[Transcription dataset entries]
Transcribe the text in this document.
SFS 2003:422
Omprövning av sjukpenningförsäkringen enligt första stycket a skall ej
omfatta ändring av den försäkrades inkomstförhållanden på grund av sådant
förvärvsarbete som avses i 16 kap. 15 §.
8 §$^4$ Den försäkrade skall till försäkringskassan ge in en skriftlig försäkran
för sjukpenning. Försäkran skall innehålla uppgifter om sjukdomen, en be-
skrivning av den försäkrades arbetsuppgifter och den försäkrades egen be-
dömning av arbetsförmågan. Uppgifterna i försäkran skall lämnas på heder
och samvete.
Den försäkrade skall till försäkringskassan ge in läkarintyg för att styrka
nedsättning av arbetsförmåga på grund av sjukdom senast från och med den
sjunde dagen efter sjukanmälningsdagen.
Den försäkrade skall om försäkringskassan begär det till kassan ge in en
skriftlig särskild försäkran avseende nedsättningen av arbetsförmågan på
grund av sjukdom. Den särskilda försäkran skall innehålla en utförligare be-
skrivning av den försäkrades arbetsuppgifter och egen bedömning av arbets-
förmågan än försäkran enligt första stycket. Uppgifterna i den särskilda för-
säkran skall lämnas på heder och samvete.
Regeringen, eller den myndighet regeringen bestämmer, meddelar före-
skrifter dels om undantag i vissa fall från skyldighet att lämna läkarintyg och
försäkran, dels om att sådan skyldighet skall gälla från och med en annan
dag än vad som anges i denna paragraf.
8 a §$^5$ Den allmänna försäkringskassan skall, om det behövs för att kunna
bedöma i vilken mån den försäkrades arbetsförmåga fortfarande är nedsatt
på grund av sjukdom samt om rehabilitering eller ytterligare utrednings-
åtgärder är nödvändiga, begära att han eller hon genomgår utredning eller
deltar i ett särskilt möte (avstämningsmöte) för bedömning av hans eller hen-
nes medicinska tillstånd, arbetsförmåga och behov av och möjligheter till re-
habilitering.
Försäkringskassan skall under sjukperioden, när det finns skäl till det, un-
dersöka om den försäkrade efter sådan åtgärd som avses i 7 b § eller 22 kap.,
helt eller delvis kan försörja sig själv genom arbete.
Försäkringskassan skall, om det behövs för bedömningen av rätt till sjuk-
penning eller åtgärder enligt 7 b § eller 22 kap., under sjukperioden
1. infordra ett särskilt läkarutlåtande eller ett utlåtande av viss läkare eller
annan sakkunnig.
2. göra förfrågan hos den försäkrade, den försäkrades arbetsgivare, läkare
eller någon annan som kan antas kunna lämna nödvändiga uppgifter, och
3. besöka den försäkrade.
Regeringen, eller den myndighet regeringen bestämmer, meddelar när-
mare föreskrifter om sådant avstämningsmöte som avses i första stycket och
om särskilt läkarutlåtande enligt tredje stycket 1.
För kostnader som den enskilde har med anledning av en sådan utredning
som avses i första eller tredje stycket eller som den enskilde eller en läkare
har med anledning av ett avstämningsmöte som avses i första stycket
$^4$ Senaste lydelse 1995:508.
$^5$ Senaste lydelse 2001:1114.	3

==

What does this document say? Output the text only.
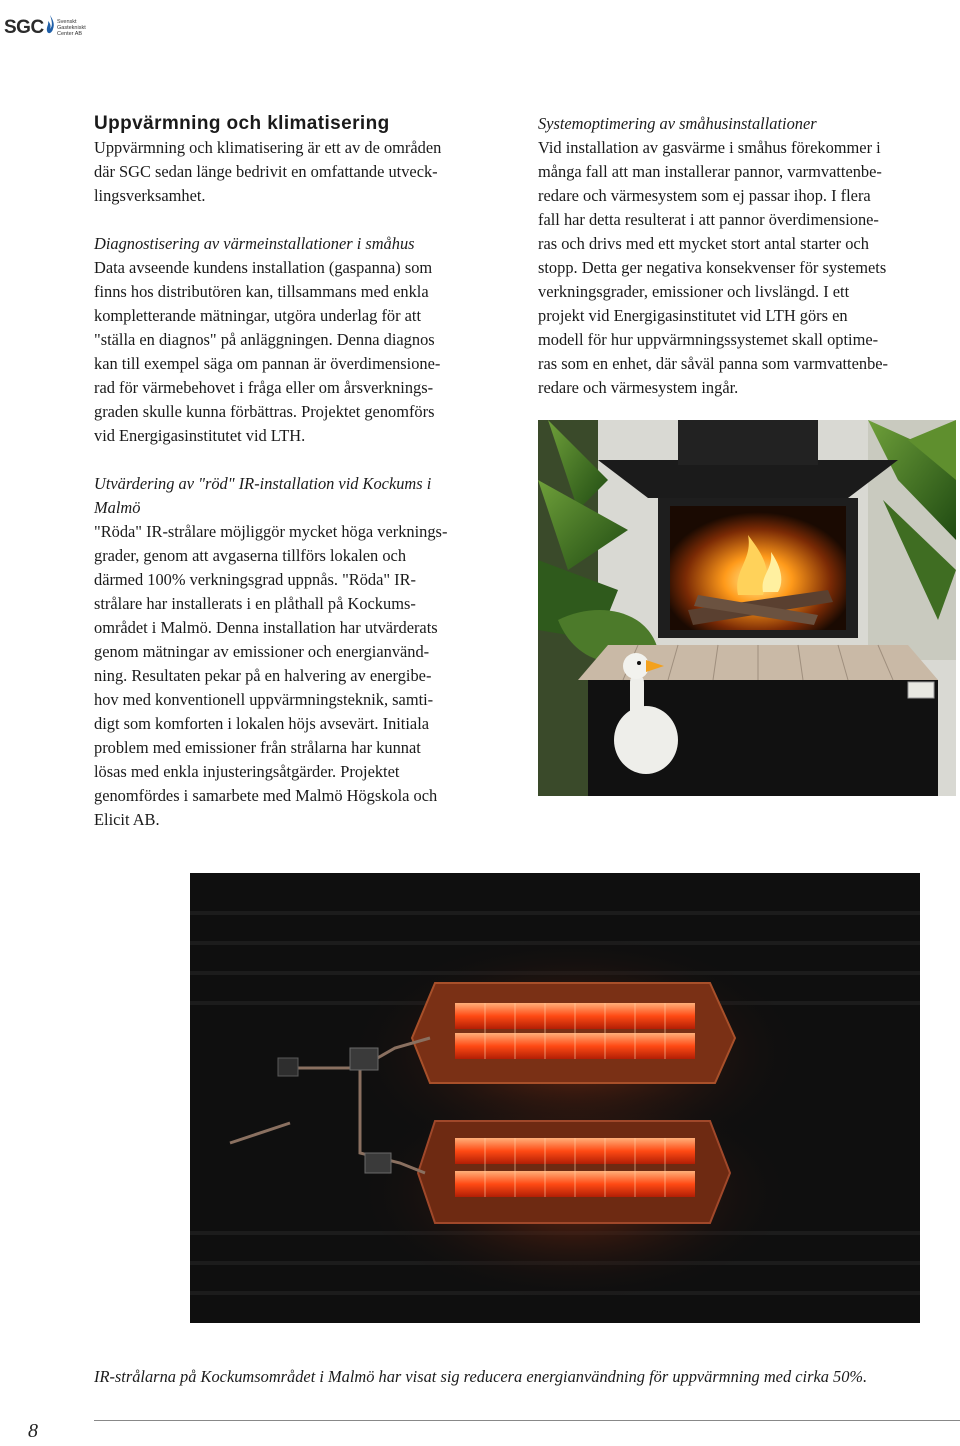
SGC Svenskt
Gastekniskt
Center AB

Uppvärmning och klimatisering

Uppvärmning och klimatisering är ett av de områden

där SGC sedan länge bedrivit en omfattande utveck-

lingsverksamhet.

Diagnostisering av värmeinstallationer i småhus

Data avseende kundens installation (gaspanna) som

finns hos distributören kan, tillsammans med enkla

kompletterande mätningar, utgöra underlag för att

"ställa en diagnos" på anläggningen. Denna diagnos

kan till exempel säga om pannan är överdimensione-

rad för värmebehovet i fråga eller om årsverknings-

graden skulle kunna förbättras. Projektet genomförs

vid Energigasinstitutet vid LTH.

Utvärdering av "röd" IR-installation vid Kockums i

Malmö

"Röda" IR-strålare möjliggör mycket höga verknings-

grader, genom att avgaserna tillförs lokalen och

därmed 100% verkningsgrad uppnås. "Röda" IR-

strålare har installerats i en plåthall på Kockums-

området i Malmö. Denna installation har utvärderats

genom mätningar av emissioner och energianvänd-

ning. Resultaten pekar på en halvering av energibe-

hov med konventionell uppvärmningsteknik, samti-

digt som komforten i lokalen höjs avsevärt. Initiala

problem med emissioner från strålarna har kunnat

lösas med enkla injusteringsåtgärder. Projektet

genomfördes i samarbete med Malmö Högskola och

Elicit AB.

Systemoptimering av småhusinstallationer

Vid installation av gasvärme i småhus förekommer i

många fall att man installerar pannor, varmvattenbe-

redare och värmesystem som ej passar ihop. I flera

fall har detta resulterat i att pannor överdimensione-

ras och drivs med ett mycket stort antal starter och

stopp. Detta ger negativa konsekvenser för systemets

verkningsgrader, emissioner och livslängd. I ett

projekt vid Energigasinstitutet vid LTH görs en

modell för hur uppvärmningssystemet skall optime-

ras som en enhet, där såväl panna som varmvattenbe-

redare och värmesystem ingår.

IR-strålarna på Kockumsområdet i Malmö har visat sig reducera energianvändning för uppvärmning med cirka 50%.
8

#### What you have to do
Every line above with the string "första" in it needs to be copied.

#### The answer
Omprövning av sjukpenningförsäkringen enligt första stycket a skall ej
förmågan än försäkran enligt första stycket. Uppgifterna i den särskilda för-
mare föreskrifter om sådant avstämningsmöte som avses i första stycket och
som avses i första eller tredje stycket eller som den enskilde eller en läkare
har med anledning av ett avstämningsmöte som avses i första stycket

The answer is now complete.